YOUR TASK
List each line of the data in which the string "neighbour" appears.

Data records
-------

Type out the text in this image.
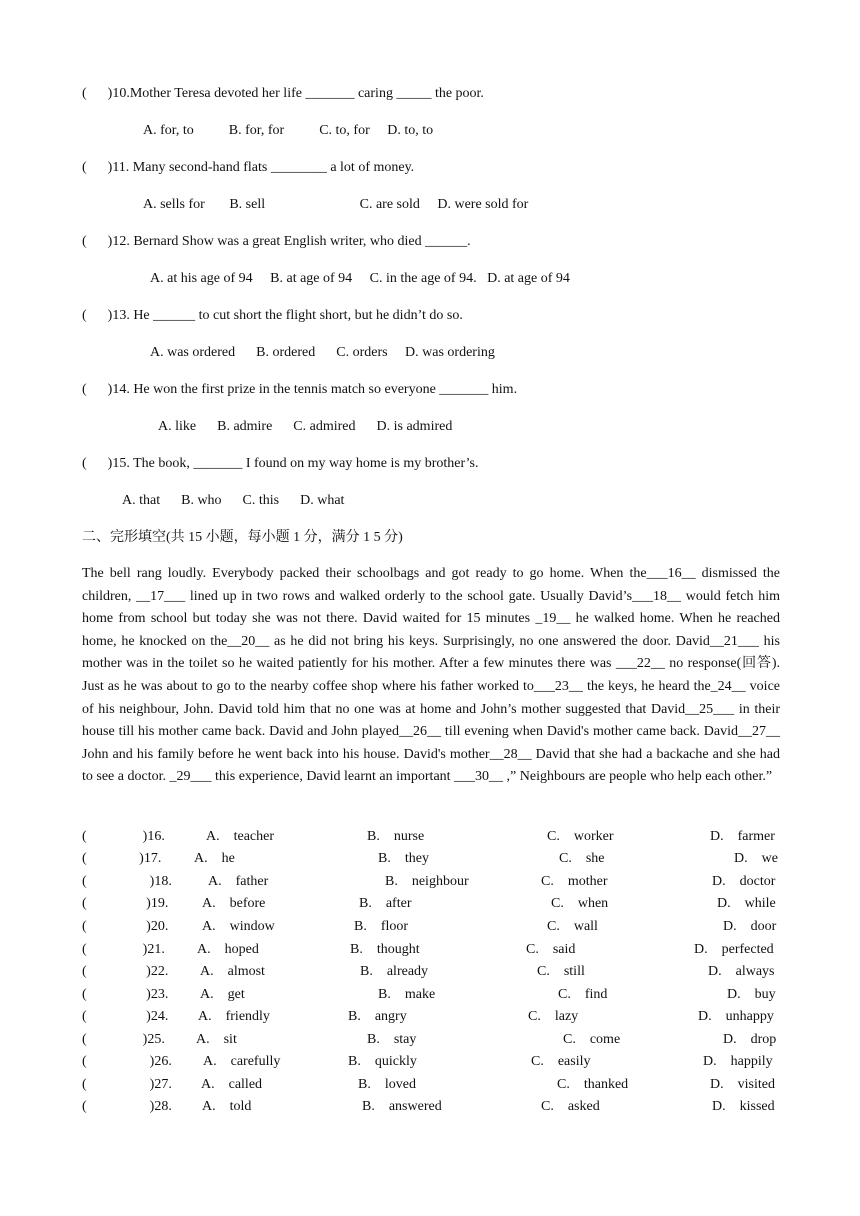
(      )10.Mother Teresa devoted her life _______ caring _____ the poor.
A. for, to          B. for, for          C. to, for     D. to, to
(      )11. Many second-hand flats ________ a lot of money.
A. sells for       B. sell                           C. are sold     D. were sold for
(      )12. Bernard Show was a great English writer, who died ______.
A. at his age of 94     B. at age of 94     C. in the age of 94.   D. at age of 94
(      )13. He ______ to cut short the flight short, but he didn’t do so.
A. was ordered      B. ordered      C. orders     D. was ordering
(      )14. He won the first prize in the tennis match so everyone _______ him.
A. like      B. admire      C. admired      D. is admired
(      )15. The book, _______ I found on my way home is my brother’s.
A. that      B. who      C. this      D. what
二、完形填空(共 15 小题，每小题 1 分，满分 1 5 分)
The bell rang loudly. Everybody packed their schoolbags and got ready to go home. When the___16__ dismissed the children, __17___ lined up in two rows and walked orderly to the school gate. Usually David’s___18__ would fetch him home from school but today she was not there. David waited for 15 minutes _19__ he walked home. When he reached home, he knocked on the__20__ as he did not bring his keys. Surprisingly, no one answered the door. David__21___ his mother was in the toilet so he waited patiently for his mother. After a few minutes there was ___22__ no response(回答). Just as he was about to go to the nearby coffee shop where his father worked to___23__ the keys, he heard the_24__ voice of his neighbour, John. David told him that no one was at home and John’s mother suggested that David__25___ in their house till his mother came back. David and John played__26__ till evening when David's mother came back. David__27__ John and his family before he went back into his house. David's mother__28__ David that she had a backache and she had to see a doctor. _29___ this experience, David learnt an important ___30__ ,” Neighbours are people who help each other.”
(                )16.	A.    teacher	B.    nurse	C.    worker	D.    farmer
(               )17. A.    he	B.    they	C.    she	D.    we
(                  )18.	A.    father	B.    neighbour	C.    mother	D.    doctor
(                 )19. A.    before	B.    after	C.    when	D.    while
(                 )20. A.    window	B.    floor	C.    wall	D.    door
(                )21. A.    hoped	B.    thought	C.    said	D.    perfected
(                 )22. A.    almost	B.    already	C.    still	D.    always
(                 )23. A.    get	B.    make	C.    find	D.    buy
(                 )24. A.    friendly	B.    angry	C.    lazy	D.    unhappy
(                )25. A.    sit	B.    stay	C.    come	D.    drop
(                  )26. A.    carefully	B.    quickly	C.    easily	D.    happily
(                  )27. A.    called	B.    loved	C.    thanked	D.    visited
(                  )28. A.    told	B.    answered	C.    asked	D.    kissed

-------

REPLY TO THE EXERCISE
The bell rang loudly. Everybody packed their schoolbags and got ready to go home. When the___16__ dismissed the children, __17___ lined up in two rows and walked orderly to the school gate. Usually David’s___18__ would fetch him home from school but today she was not there. David waited for 15 minutes _19__ he walked home. When he reached home, he knocked on the__20__ as he did not bring his keys. Surprisingly, no one answered the door. David__21___ his mother was in the toilet so he waited patiently for his mother. After a few minutes there was ___22__ no response(回答). Just as he was about to go to the nearby coffee shop where his father worked to___23__ the keys, he heard the_24__ voice of his neighbour, John. David told him that no one was at home and John’s mother suggested that David__25___ in their house till his mother came back. David and John played__26__ till evening when David's mother came back. David__27__ John and his family before he went back into his house. David's mother__28__ David that she had a backache and she had to see a doctor. _29___ this experience, David learnt an important ___30__ ,” Neighbours are people who help each other.”
(                  )18.	A.    father	B.    neighbour	C.    mother	D.    doctor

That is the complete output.